* begin Supplied information *

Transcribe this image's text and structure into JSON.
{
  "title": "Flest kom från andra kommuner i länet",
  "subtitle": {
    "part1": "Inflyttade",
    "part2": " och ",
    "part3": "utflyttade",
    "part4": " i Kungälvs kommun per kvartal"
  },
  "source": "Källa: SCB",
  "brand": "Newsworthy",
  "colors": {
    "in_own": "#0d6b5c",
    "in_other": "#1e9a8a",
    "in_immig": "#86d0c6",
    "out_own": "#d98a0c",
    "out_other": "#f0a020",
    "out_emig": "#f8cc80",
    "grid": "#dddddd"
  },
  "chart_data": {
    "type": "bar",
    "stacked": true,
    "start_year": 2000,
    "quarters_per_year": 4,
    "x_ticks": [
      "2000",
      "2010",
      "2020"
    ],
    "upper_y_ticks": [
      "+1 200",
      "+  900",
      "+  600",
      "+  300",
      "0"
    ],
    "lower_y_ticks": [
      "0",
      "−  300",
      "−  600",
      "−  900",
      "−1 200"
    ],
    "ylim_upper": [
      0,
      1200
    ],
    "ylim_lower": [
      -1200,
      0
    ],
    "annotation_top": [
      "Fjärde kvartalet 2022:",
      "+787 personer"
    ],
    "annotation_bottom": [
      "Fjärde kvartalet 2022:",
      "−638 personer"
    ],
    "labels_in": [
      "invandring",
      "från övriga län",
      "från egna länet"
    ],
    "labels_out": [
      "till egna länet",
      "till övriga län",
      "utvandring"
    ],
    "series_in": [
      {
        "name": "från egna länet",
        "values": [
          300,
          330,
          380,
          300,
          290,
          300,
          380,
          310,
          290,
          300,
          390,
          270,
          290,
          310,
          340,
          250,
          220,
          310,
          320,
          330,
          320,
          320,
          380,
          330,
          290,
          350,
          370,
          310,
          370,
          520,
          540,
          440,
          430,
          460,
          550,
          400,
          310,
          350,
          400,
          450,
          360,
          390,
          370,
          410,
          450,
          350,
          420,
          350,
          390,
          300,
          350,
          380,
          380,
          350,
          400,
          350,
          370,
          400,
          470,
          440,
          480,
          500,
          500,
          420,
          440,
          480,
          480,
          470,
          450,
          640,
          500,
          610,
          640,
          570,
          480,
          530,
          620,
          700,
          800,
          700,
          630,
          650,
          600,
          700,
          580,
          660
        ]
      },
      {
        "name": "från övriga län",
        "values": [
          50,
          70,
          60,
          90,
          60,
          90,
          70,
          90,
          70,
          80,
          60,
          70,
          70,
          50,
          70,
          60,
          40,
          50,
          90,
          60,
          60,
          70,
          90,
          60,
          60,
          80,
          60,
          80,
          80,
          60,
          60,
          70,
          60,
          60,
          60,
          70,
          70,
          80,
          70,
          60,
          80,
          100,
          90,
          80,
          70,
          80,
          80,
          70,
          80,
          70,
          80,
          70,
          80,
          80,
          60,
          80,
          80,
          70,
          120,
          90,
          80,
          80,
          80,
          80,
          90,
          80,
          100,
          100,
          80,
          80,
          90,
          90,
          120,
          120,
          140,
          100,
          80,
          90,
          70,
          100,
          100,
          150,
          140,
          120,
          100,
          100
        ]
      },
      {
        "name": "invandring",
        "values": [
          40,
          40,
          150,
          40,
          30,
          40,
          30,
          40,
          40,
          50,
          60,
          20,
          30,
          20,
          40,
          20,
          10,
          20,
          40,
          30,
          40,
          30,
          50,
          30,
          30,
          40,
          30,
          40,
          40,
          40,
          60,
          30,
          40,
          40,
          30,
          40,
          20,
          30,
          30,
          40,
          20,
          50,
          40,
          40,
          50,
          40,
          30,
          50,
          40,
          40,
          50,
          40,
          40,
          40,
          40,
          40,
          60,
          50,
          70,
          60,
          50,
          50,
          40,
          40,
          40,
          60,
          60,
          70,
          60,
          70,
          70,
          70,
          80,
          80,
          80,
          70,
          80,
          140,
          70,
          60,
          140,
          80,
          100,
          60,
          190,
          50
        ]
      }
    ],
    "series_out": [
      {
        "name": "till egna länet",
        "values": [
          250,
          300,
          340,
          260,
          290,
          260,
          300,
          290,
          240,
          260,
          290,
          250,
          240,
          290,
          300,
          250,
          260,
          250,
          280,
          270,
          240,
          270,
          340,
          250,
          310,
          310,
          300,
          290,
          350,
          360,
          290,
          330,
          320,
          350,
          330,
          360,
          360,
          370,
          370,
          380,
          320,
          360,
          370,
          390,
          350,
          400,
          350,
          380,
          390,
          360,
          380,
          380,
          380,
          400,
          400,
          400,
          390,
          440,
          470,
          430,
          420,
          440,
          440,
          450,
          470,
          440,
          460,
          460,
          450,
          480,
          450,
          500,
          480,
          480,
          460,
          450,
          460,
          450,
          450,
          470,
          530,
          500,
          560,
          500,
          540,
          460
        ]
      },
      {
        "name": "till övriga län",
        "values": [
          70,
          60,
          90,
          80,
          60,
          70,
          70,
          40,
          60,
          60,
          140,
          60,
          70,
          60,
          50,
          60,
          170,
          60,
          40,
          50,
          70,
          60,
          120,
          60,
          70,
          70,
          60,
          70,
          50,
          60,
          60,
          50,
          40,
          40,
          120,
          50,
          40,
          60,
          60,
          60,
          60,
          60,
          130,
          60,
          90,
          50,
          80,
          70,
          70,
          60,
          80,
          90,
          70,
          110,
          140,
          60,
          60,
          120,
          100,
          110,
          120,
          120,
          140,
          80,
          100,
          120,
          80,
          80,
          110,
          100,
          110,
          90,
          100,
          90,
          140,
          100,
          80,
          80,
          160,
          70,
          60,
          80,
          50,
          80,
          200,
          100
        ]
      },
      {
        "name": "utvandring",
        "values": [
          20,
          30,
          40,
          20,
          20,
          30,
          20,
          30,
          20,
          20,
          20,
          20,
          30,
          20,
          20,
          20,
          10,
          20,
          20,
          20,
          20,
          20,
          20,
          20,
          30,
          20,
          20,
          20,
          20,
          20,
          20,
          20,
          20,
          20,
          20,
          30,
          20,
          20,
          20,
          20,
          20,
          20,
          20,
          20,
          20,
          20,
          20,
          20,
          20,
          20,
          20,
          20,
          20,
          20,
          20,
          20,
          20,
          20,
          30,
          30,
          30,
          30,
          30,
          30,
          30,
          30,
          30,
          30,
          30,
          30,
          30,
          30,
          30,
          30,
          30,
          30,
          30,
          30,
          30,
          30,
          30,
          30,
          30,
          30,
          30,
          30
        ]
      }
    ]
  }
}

* end Supplied information *

◆ Task statement
Write out every line of the records exactly.

◆ Finished task
Transcribe this image's text and structure into JSON.
{
  "title": "Flest kom från andra kommuner i länet",
  "subtitle": {
    "part1": "Inflyttade",
    "part2": " och ",
    "part3": "utflyttade",
    "part4": " i Kungälvs kommun per kvartal"
  },
  "source": "Källa: SCB",
  "brand": "Newsworthy",
  "colors": {
    "in_own": "#0d6b5c",
    "in_other": "#1e9a8a",
    "in_immig": "#86d0c6",
    "out_own": "#d98a0c",
    "out_other": "#f0a020",
    "out_emig": "#f8cc80",
    "grid": "#dddddd"
  },
  "chart_data": {
    "type": "bar",
    "stacked": true,
    "start_year": 2000,
    "quarters_per_year": 4,
    "x_ticks": [
      "2000",
      "2010",
      "2020"
    ],
    "upper_y_ticks": [
      "+1 200",
      "+  900",
      "+  600",
      "+  300",
      "0"
    ],
    "lower_y_ticks": [
      "0",
      "−  300",
      "−  600",
      "−  900",
      "−1 200"
    ],
    "ylim_upper": [
      0,
      1200
    ],
    "ylim_lower": [
      -1200,
      0
    ],
    "annotation_top": [
      "Fjärde kvartalet 2022:",
      "+787 personer"
    ],
    "annotation_bottom": [
      "Fjärde kvartalet 2022:",
      "−638 personer"
    ],
    "labels_in": [
      "invandring",
      "från övriga län",
      "från egna länet"
    ],
    "labels_out": [
      "till egna länet",
      "till övriga län",
      "utvandring"
    ],
    "series_in": [
      {
        "name": "från egna länet",
        "values": [
          300,
          330,
          380,
          300,
          290,
          300,
          380,
          310,
          290,
          300,
          390,
          270,
          290,
          310,
          340,
          250,
          220,
          310,
          320,
          330,
          320,
          320,
          380,
          330,
          290,
          350,
          370,
          310,
          370,
          520,
          540,
          440,
          430,
          460,
          550,
          400,
          310,
          350,
          400,
          450,
          360,
          390,
          370,
          410,
          450,
          350,
          420,
          350,
          390,
          300,
          350,
          380,
          380,
          350,
          400,
          350,
          370,
          400,
          470,
          440,
          480,
          500,
          500,
          420,
          440,
          480,
          480,
          470,
          450,
          640,
          500,
          610,
          640,
          570,
          480,
          530,
          620,
          700,
          800,
          700,
          630,
          650,
          600,
          700,
          580,
          660
        ]
      },
      {
        "name": "från övriga län",
        "values": [
          50,
          70,
          60,
          90,
          60,
          90,
          70,
          90,
          70,
          80,
          60,
          70,
          70,
          50,
          70,
          60,
          40,
          50,
          90,
          60,
          60,
          70,
          90,
          60,
          60,
          80,
          60,
          80,
          80,
          60,
          60,
          70,
          60,
          60,
          60,
          70,
          70,
          80,
          70,
          60,
          80,
          100,
          90,
          80,
          70,
          80,
          80,
          70,
          80,
          70,
          80,
          70,
          80,
          80,
          60,
          80,
          80,
          70,
          120,
          90,
          80,
          80,
          80,
          80,
          90,
          80,
          100,
          100,
          80,
          80,
          90,
          90,
          120,
          120,
          140,
          100,
          80,
          90,
          70,
          100,
          100,
          150,
          140,
          120,
          100,
          100
        ]
      },
      {
        "name": "invandring",
        "values": [
          40,
          40,
          150,
          40,
          30,
          40,
          30,
          40,
          40,
          50,
          60,
          20,
          30,
          20,
          40,
          20,
          10,
          20,
          40,
          30,
          40,
          30,
          50,
          30,
          30,
          40,
          30,
          40,
          40,
          40,
          60,
          30,
          40,
          40,
          30,
          40,
          20,
          30,
          30,
          40,
          20,
          50,
          40,
          40,
          50,
          40,
          30,
          50,
          40,
          40,
          50,
          40,
          40,
          40,
          40,
          40,
          60,
          50,
          70,
          60,
          50,
          50,
          40,
          40,
          40,
          60,
          60,
          70,
          60,
          70,
          70,
          70,
          80,
          80,
          80,
          70,
          80,
          140,
          70,
          60,
          140,
          80,
          100,
          60,
          190,
          50
        ]
      }
    ],
    "series_out": [
      {
        "name": "till egna länet",
        "values": [
          250,
          300,
          340,
          260,
          290,
          260,
          300,
          290,
          240,
          260,
          290,
          250,
          240,
          290,
          300,
          250,
          260,
          250,
          280,
          270,
          240,
          270,
          340,
          250,
          310,
          310,
          300,
          290,
          350,
          360,
          290,
          330,
          320,
          350,
          330,
          360,
          360,
          370,
          370,
          380,
          320,
          360,
          370,
          390,
          350,
          400,
          350,
          380,
          390,
          360,
          380,
          380,
          380,
          400,
          400,
          400,
          390,
          440,
          470,
          430,
          420,
          440,
          440,
          450,
          470,
          440,
          460,
          460,
          450,
          480,
          450,
          500,
          480,
          480,
          460,
          450,
          460,
          450,
          450,
          470,
          530,
          500,
          560,
          500,
          540,
          460
        ]
      },
      {
        "name": "till övriga län",
        "values": [
          70,
          60,
          90,
          80,
          60,
          70,
          70,
          40,
          60,
          60,
          140,
          60,
          70,
          60,
          50,
          60,
          170,
          60,
          40,
          50,
          70,
          60,
          120,
          60,
          70,
          70,
          60,
          70,
          50,
          60,
          60,
          50,
          40,
          40,
          120,
          50,
          40,
          60,
          60,
          60,
          60,
          60,
          130,
          60,
          90,
          50,
          80,
          70,
          70,
          60,
          80,
          90,
          70,
          110,
          140,
          60,
          60,
          120,
          100,
          110,
          120,
          120,
          140,
          80,
          100,
          120,
          80,
          80,
          110,
          100,
          110,
          90,
          100,
          90,
          140,
          100,
          80,
          80,
          160,
          70,
          60,
          80,
          50,
          80,
          200,
          100
        ]
      },
      {
        "name": "utvandring",
        "values": [
          20,
          30,
          40,
          20,
          20,
          30,
          20,
          30,
          20,
          20,
          20,
          20,
          30,
          20,
          20,
          20,
          10,
          20,
          20,
          20,
          20,
          20,
          20,
          20,
          30,
          20,
          20,
          20,
          20,
          20,
          20,
          20,
          20,
          20,
          20,
          30,
          20,
          20,
          20,
          20,
          20,
          20,
          20,
          20,
          20,
          20,
          20,
          20,
          20,
          20,
          20,
          20,
          20,
          20,
          20,
          20,
          20,
          20,
          30,
          30,
          30,
          30,
          30,
          30,
          30,
          30,
          30,
          30,
          30,
          30,
          30,
          30,
          30,
          30,
          30,
          30,
          30,
          30,
          30,
          30,
          30,
          30,
          30,
          30,
          30,
          30
        ]
      }
    ]
  }
}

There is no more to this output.